*Required work*:
Extract the lines that carry the string "para" from the listing.

[start of Data listing]

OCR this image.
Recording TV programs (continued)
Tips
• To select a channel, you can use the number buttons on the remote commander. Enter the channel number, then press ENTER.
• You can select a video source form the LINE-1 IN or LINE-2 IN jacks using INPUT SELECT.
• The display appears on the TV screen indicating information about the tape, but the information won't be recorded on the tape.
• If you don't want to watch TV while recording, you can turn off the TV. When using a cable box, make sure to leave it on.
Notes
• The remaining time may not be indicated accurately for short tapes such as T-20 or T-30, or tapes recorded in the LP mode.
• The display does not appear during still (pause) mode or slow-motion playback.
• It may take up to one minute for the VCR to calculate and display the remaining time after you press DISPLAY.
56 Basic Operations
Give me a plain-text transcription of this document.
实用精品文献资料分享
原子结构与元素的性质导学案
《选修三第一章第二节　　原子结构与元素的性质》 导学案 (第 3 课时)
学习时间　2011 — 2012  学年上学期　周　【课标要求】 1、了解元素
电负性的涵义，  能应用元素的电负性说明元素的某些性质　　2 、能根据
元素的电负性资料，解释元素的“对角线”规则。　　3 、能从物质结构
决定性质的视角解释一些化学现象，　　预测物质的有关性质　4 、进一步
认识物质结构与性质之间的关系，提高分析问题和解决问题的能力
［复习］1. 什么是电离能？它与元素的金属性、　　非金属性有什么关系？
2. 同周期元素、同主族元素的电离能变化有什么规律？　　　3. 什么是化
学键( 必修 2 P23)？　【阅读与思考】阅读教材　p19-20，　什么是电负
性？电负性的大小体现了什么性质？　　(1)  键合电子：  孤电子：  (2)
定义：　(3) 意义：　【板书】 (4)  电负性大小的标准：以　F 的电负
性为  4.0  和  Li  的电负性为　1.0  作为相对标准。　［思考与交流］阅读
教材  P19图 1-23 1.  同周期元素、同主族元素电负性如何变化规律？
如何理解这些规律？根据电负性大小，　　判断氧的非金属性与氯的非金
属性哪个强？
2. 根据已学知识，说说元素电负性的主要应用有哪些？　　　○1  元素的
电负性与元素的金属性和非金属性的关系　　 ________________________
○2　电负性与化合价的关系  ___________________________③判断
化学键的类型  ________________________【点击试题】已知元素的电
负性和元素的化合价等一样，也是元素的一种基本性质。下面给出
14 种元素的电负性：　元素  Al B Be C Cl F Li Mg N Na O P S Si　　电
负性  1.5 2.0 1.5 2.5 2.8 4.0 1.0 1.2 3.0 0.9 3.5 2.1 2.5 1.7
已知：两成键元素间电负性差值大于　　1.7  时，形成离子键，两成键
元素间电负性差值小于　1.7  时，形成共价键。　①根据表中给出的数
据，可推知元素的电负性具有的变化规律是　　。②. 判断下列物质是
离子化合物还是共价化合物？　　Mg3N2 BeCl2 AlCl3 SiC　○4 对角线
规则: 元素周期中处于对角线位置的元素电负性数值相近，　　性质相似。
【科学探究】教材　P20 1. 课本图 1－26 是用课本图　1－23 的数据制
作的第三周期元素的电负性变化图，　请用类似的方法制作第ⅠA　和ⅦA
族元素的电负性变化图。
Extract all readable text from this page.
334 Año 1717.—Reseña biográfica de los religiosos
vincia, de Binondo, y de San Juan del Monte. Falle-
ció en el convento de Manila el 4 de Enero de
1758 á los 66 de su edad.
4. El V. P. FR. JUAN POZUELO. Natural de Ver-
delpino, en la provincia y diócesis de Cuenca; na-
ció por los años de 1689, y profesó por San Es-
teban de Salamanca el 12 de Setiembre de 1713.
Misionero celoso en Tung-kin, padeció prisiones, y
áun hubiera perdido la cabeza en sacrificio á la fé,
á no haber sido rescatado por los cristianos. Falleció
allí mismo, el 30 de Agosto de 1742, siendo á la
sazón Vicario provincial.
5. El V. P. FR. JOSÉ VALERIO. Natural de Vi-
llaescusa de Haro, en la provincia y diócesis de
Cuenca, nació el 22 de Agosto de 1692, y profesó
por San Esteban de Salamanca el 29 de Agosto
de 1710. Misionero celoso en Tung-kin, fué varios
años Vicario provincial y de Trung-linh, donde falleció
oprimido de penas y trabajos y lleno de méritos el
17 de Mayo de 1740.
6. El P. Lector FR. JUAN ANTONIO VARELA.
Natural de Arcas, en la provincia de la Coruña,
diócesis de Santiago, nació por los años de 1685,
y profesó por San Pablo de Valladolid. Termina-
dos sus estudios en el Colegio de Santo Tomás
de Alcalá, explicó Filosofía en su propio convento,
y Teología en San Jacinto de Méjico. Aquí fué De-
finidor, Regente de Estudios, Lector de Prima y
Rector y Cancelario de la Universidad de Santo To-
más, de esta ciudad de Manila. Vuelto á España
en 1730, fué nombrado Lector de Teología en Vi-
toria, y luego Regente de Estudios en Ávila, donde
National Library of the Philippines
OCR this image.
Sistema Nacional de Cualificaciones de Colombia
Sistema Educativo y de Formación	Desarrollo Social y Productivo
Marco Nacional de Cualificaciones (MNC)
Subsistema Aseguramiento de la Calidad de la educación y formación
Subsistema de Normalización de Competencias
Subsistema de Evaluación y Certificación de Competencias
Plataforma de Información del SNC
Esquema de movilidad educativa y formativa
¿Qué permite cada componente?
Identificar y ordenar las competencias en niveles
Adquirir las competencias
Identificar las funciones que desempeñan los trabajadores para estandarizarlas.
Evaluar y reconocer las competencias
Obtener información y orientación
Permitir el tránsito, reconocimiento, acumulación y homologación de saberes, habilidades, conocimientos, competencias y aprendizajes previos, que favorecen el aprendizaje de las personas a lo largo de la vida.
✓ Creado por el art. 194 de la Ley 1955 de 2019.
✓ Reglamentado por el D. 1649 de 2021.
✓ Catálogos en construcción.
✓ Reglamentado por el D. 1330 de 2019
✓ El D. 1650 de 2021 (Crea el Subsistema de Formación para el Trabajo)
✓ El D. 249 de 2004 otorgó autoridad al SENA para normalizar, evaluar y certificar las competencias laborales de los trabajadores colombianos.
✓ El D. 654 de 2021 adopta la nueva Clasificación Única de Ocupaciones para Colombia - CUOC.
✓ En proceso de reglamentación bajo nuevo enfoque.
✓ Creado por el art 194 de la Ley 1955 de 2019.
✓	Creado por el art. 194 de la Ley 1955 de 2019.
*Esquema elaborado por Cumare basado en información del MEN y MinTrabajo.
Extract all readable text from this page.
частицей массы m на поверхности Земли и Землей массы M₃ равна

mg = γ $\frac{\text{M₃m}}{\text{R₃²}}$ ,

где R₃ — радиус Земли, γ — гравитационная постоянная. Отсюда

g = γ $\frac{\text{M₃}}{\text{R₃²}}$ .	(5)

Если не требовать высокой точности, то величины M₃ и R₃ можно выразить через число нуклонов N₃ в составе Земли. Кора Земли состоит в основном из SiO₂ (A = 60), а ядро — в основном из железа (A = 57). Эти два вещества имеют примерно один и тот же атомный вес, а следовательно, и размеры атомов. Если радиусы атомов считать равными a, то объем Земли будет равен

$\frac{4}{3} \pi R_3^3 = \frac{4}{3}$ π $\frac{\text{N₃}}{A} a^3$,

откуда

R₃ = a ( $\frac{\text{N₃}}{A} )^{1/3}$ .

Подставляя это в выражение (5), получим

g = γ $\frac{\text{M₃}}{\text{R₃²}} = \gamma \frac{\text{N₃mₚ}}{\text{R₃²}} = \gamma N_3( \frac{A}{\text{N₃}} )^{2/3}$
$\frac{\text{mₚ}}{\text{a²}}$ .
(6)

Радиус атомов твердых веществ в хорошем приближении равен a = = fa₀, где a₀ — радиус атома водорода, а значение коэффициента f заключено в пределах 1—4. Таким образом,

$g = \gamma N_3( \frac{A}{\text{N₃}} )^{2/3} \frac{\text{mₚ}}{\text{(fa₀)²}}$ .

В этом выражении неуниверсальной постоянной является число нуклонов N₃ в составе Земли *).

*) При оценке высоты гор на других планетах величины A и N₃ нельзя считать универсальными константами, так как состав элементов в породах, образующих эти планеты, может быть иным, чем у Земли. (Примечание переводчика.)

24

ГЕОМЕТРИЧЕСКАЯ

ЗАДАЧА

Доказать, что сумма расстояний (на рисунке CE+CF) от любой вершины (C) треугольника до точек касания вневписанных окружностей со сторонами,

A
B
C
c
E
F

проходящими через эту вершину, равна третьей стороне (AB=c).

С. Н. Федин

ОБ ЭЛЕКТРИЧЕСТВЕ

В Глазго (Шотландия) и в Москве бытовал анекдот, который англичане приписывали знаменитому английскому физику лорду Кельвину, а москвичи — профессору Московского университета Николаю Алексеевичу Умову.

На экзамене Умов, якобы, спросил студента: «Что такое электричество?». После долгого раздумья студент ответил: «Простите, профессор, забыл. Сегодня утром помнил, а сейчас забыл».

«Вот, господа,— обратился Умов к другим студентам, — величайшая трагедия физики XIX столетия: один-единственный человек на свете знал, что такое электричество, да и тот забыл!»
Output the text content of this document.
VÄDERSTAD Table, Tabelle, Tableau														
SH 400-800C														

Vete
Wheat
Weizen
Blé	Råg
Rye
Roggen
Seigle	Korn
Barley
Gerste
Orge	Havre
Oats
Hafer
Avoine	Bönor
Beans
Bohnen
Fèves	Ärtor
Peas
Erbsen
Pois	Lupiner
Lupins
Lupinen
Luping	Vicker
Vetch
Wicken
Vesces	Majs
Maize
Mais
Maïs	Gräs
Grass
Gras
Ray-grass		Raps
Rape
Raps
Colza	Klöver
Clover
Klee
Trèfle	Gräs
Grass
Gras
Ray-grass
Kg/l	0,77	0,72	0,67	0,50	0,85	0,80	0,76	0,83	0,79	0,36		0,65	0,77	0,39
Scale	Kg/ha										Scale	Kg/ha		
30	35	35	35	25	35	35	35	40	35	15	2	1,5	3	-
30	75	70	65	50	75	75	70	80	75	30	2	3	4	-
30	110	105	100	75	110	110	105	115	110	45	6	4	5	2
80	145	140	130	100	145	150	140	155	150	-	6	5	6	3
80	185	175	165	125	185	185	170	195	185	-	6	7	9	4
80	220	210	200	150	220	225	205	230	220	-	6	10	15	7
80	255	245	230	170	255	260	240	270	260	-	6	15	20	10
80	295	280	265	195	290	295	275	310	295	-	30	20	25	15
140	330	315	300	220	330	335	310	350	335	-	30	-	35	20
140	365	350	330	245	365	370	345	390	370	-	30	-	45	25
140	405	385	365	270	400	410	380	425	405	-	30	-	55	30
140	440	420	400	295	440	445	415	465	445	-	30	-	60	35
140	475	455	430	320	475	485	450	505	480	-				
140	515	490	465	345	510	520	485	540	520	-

[end of Data listing]

*In response*:
Identificar las funciones que desempeñan los trabajadores para estandarizarlas.
✓ El D. 1650 de 2021 (Crea el Subsistema de Formación para el Trabajo)
✓ El D. 249 de 2004 otorgó autoridad al SENA para normalizar, evaluar y certificar las competencias laborales de los trabajadores colombianos.
✓ El D. 654 de 2021 adopta la nueva Clasificación Única de Ocupaciones para Colombia - CUOC.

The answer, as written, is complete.